### Instructions to follow
Find the line with "Convert this document image to plain text.", then retype it and each later line through the last, exactly. Leave out pictures.

### Data supplied
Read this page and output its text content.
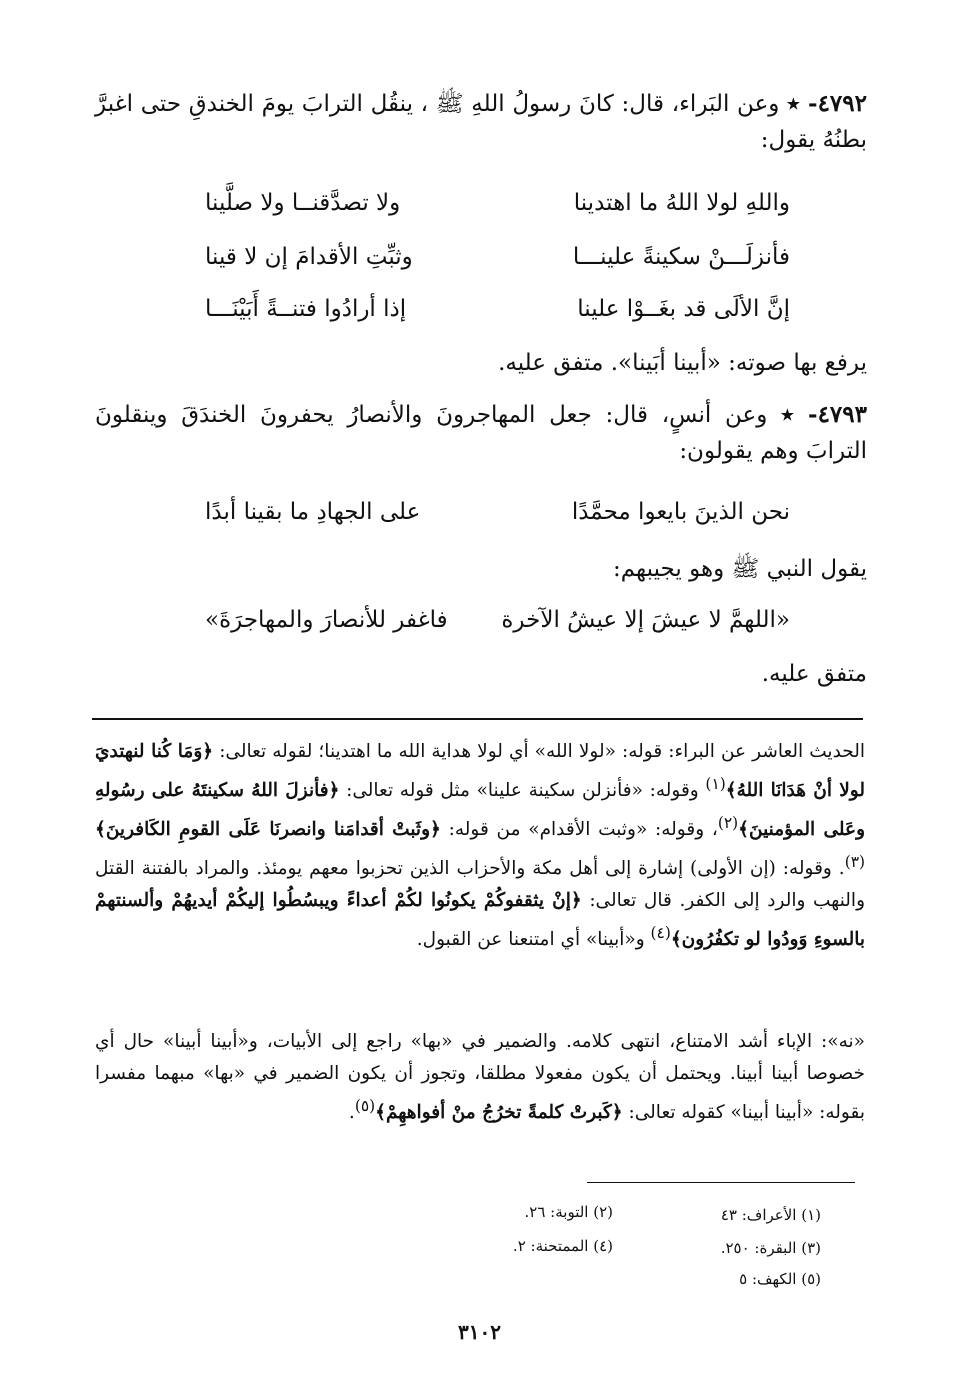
٤٧٩٢- ٭ وعن البَراء، قال: كانَ رسولُ اللهِ ﷺ ، ينقُل الترابَ يومَ الخندقِ حتى اغبرَّ بطنُهُ يقول:
واللهِ لولا اللهُ ما اهتدينا
ولا تصدَّقنــا ولا صلَّينا
فأنزلَـــنْ سكينةً علينـــا
وثبِّتِ الأقدامَ إن لا قينا
إنَّ الألَى قد بغَــوْا علينا
إذا أرادُوا فتنــةً أَبَيْنَـــا
يرفع بها صوته: «أبينا أبَينا». متفق عليه.
٤٧٩٣- ٭ وعن أنسٍ، قال: جعل المهاجرونَ والأنصارُ يحفرونَ الخندَقَ وينقلونَ الترابَ وهم يقولون:
نحن الذينَ بايعوا محمَّدًا
على الجهادِ ما بقينا أبدًا
يقول النبي ﷺ وهو يجيبهم:
«اللهمَّ لا عيشَ إلا عيشُ الآخرة
فاغفر للأنصارَ والمهاجرَةَ»
متفق عليه.
الحديث العاشر عن البراء: قوله: «لولا الله» أي لولا هداية الله ما اهتدينا؛ لقوله تعالى: ﴿وَمَا كُنا لنهتديَ لولا أنْ هَدَانَا اللهُ﴾$^{(١)}$ وقوله: «فأنزلن سكينة علينا» مثل قوله تعالى: ﴿فأنزلَ اللهُ سكينتَهُ على رسُولهِ وعَلى المؤمنينَ﴾$^{(٢)}$، وقوله: «وثبت الأقدام» من قوله: ﴿وثَبتْ أقدامَنا وانصرنَا عَلَى القومِ الكَافرينَ﴾$^{(٣)}$. وقوله: (إن الأولى) إشارة إلى أهل مكة والأحزاب الذين تحزبوا معهم يومئذ. والمراد بالفتنة القتل والنهب والرد إلى الكفر. قال تعالى: ﴿إنْ يثقفوكُمْ يكونُوا لكُمْ أعداءً ويبسُطُوا إليكُمْ أيديهُمْ وألسنتهمْ بالسوءِ وَودُوا لو تكفُرُون﴾$^{(٤)}$ و«أبينا» أي امتنعنا عن القبول.
«نه»: الإباء أشد الامتناع، انتهى كلامه. والضمير في «بها» راجع إلى الأبيات، و«أبينا أبينا» حال أي خصوصا أبينا أبينا. ويحتمل أن يكون مفعولا مطلقا، وتجوز أن يكون الضمير في «بها» مبهما مفسرا بقوله: «أبينا أبينا» كقوله تعالى: ﴿كَبرتْ كلمةً تخرُجُ منْ أفواههِمْ﴾$^{(٥)}$.
(١) الأعراف: ٤٣
(٢) التوبة: ٢٦.
(٣) البقرة: ٢٥٠.
(٤) الممتحنة: ٢.
(٥) الكهف: ٥
٣١٠٢
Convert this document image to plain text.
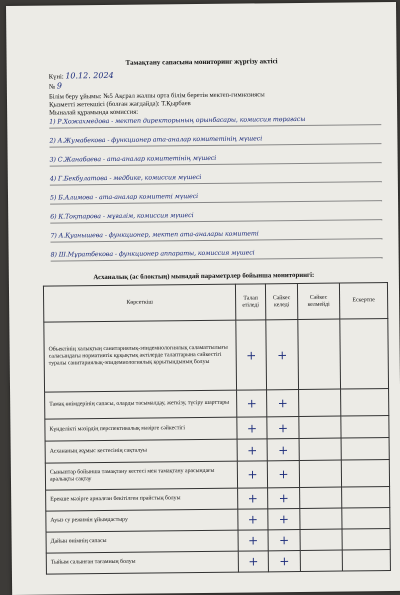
Тамақтану сапасына мониторинг жүргізу актісі
Күні: 10.12. 2024
№ 9
Білім беру ұйымы: №5 Ақсрал жалпы орта білім беретін мектеп-гимназиясы
Қызметті жетекшісі (болған жағдайда): Т.Қырбаев
Мыналай құрамында комиссия:
1) Р.Хожахмедова - мектеп директорының орынбасары, комиссия төрағасы
2) А.Жумабекова - функционер ата-аналар комитетінің мүшесі
3) С.Жанабаева - ата-аналар комитетінің мүшесі
4) Г.Бекбулатова - медбике, комиссия мүшесі
5) Б.Алимова - ата-аналар комитеті мүшесі
6) К.Тоқтарова - мұғалім, комиссия мүшесі
7) А.Қуанышева - функционер, мектеп ата-аналары комитеті
8) Ш.Мұратбекова - функционер аппараты, комиссия мүшесі
Асханалық (ас блоктың) мынадай параметрлер бойынша мониторингі:
Көрсеткіш	Талап етіледі	Сәйкес келеді	Сәйкес келмейді	Ескертпе
Объектінің халықтың санитариялық-эпидемиологиялық саламаттылығы саласындағы нормативтік құқықтық актілерде талаптарына сәйкестігі туралы санитариялық-эпидемиологиялық қорытындының болуы	+	+		
Тамақ өнімдерінің сапасы, оларды тасымалдау, жеткізу, түсіру шарттары	+	+		
Күнделікті мәзірдің перспективалық мәзірге сәйкестігі	+	+		
Асхананың жұмыс кестесінің сақталуы	+	+		
Сыныптар бойынша тамақтану кестесі мен тамақтану арасындағы аралықты сақтау	+	+		
Ерекше мәзірге арналған бекітілген прайстың болуы	+	+		
Ауыз су режимін ұйымдастыру	+	+		
Дайын өнімнің сапасы	+	+		
Тыйым салынған тағамның болуы	+	+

### Written answer
Convert this document image to plain text.
Тамақтану сапасына мониторинг жүргізу актісі
Күні: 10.12. 2024
№ 9
Білім беру ұйымы: №5 Ақсрал жалпы орта білім беретін мектеп-гимназиясы
Қызметті жетекшісі (болған жағдайда): Т.Қырбаев
Мыналай құрамында комиссия:
1) Р.Хожахмедова - мектеп директорының орынбасары, комиссия төрағасы
2) А.Жумабекова - функционер ата-аналар комитетінің мүшесі
3) С.Жанабаева - ата-аналар комитетінің мүшесі
4) Г.Бекбулатова - медбике, комиссия мүшесі
5) Б.Алимова - ата-аналар комитеті мүшесі
6) К.Тоқтарова - мұғалім, комиссия мүшесі
7) А.Қуанышева - функционер, мектеп ата-аналары комитеті
8) Ш.Мұратбекова - функционер аппараты, комиссия мүшесі
Асханалық (ас блоктың) мынадай параметрлер бойынша мониторингі:
Көрсеткіш	Талап етіледі	Сәйкес келеді	Сәйкес келмейді	Ескертпе
Объектінің халықтың санитариялық-эпидемиологиялық саламаттылығы саласындағы нормативтік құқықтық актілерде талаптарына сәйкестігі туралы санитариялық-эпидемиологиялық қорытындының болуы	+	+		
Тамақ өнімдерінің сапасы, оларды тасымалдау, жеткізу, түсіру шарттары	+	+		
Күнделікті мәзірдің перспективалық мәзірге сәйкестігі	+	+		
Асхананың жұмыс кестесінің сақталуы	+	+		
Сыныптар бойынша тамақтану кестесі мен тамақтану арасындағы аралықты сақтау	+	+		
Ерекше мәзірге арналған бекітілген прайстың болуы	+	+		
Ауыз су режимін ұйымдастыру	+	+		
Дайын өнімнің сапасы	+	+		
Тыйым салынған тағамның болуы	+	+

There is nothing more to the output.